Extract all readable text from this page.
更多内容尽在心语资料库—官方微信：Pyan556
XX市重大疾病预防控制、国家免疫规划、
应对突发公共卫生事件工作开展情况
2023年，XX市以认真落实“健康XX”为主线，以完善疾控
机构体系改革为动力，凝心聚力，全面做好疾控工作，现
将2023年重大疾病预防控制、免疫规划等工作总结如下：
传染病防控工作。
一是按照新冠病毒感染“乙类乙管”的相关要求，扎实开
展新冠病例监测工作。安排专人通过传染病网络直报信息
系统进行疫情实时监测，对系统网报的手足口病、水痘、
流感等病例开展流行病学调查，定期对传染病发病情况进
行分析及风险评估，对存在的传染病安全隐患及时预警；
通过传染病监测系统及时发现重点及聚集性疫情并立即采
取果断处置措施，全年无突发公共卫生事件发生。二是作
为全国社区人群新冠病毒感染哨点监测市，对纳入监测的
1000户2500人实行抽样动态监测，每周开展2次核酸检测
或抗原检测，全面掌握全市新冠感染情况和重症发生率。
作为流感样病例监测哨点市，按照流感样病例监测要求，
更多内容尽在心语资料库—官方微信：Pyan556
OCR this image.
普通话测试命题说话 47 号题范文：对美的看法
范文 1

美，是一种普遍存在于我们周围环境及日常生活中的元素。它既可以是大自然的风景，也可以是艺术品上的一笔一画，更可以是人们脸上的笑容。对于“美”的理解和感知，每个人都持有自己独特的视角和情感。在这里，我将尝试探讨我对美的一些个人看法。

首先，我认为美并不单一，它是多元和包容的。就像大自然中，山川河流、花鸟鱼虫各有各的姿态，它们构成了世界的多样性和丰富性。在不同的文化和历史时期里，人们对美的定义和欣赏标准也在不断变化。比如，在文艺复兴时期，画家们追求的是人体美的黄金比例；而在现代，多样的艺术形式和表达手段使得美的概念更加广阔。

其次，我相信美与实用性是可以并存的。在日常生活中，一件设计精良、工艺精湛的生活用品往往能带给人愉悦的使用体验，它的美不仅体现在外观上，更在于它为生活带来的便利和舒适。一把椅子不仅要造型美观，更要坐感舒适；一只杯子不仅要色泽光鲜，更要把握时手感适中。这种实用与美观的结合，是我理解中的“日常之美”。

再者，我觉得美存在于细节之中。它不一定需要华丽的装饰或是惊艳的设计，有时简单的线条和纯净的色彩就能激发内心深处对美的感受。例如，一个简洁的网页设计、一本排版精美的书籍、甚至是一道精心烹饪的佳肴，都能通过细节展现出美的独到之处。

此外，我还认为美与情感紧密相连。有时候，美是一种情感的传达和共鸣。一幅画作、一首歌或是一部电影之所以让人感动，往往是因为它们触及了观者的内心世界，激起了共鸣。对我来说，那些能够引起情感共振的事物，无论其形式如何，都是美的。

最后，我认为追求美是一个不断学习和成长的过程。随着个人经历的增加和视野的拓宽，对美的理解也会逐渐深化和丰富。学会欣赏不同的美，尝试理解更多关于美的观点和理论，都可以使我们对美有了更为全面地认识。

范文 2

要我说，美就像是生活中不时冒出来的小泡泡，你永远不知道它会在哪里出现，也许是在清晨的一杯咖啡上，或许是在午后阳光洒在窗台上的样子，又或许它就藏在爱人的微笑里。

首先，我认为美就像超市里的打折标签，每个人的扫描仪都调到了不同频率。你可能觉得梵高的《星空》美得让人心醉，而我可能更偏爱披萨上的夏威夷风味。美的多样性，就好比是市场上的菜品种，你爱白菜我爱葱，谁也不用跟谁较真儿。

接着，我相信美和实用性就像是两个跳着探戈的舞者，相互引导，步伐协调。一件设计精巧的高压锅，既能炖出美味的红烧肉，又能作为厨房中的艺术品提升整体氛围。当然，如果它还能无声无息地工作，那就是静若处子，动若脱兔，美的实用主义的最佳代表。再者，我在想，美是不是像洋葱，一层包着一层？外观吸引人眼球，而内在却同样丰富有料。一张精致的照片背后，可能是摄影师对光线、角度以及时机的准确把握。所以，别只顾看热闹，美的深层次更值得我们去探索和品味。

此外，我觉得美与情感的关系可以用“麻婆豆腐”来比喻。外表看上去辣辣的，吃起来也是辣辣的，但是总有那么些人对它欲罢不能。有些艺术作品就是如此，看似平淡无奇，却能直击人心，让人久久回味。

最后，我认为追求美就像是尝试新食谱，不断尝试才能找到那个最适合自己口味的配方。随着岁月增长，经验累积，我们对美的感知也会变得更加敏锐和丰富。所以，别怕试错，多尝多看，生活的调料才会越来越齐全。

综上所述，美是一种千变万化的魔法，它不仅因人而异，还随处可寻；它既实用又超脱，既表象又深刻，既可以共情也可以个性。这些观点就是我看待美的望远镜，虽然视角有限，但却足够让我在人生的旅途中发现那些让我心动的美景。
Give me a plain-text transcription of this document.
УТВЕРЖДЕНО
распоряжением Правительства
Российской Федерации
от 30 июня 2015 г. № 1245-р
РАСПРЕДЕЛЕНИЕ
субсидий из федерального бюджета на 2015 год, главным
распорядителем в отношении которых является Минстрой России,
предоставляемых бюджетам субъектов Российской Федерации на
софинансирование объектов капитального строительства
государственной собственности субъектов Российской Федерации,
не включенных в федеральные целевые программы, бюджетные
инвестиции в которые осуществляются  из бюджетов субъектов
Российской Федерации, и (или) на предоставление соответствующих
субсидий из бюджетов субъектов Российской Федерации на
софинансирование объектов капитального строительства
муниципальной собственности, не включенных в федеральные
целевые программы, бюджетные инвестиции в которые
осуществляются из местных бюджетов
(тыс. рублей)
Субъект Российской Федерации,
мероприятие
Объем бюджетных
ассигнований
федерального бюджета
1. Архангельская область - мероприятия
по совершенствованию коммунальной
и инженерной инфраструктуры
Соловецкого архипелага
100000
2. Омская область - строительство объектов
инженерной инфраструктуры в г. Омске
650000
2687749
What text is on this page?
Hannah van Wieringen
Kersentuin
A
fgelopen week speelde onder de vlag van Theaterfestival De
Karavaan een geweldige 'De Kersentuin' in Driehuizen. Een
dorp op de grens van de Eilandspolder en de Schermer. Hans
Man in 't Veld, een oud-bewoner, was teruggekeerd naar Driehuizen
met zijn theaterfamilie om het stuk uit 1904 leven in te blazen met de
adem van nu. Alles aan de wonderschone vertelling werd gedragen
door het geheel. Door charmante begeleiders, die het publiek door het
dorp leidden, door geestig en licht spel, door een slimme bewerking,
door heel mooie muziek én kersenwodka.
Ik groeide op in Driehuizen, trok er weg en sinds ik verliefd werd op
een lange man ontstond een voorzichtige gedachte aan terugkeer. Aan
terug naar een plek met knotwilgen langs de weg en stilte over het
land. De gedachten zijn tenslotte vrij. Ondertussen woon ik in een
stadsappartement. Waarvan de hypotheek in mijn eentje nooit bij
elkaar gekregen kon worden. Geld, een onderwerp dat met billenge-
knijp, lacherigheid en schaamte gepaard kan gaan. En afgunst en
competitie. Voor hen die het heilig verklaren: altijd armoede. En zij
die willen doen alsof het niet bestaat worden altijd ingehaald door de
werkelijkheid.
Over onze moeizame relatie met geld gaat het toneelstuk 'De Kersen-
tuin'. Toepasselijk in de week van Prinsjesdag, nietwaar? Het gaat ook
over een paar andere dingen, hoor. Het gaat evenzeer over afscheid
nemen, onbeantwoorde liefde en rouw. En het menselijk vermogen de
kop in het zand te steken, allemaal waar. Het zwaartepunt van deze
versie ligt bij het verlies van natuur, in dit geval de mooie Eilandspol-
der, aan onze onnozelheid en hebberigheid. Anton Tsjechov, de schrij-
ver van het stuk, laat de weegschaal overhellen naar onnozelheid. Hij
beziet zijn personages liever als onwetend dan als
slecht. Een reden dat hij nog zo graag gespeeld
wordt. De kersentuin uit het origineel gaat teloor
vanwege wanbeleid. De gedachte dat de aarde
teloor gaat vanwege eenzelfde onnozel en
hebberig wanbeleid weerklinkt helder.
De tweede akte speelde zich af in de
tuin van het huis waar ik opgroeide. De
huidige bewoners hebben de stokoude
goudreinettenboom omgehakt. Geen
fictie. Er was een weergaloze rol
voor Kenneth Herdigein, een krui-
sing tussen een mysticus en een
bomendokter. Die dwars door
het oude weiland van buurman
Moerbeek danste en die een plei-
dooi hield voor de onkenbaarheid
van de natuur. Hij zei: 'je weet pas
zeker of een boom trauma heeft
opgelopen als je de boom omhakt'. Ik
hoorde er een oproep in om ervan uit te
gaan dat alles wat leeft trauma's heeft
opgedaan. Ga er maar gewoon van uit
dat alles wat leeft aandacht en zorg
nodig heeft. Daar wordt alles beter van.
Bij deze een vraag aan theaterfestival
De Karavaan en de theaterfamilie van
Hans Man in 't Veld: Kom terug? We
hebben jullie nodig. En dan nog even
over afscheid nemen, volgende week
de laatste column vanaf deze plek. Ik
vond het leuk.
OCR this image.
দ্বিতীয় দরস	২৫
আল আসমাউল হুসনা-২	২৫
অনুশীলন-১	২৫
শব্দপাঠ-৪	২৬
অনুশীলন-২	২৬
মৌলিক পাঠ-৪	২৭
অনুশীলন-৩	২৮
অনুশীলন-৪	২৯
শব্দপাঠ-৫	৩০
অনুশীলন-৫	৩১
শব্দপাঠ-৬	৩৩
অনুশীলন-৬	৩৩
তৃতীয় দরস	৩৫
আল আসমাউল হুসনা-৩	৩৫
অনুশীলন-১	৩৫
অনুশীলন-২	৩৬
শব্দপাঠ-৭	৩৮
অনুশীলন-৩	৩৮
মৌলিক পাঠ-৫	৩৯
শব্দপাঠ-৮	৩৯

PROBLEM REQUIREMENTS: Copy out every line with the word "инфраструктуры".

RESPONSE TO THE TASK:
и инженерной инфраструктуры
инженерной инфраструктуры в г. Омске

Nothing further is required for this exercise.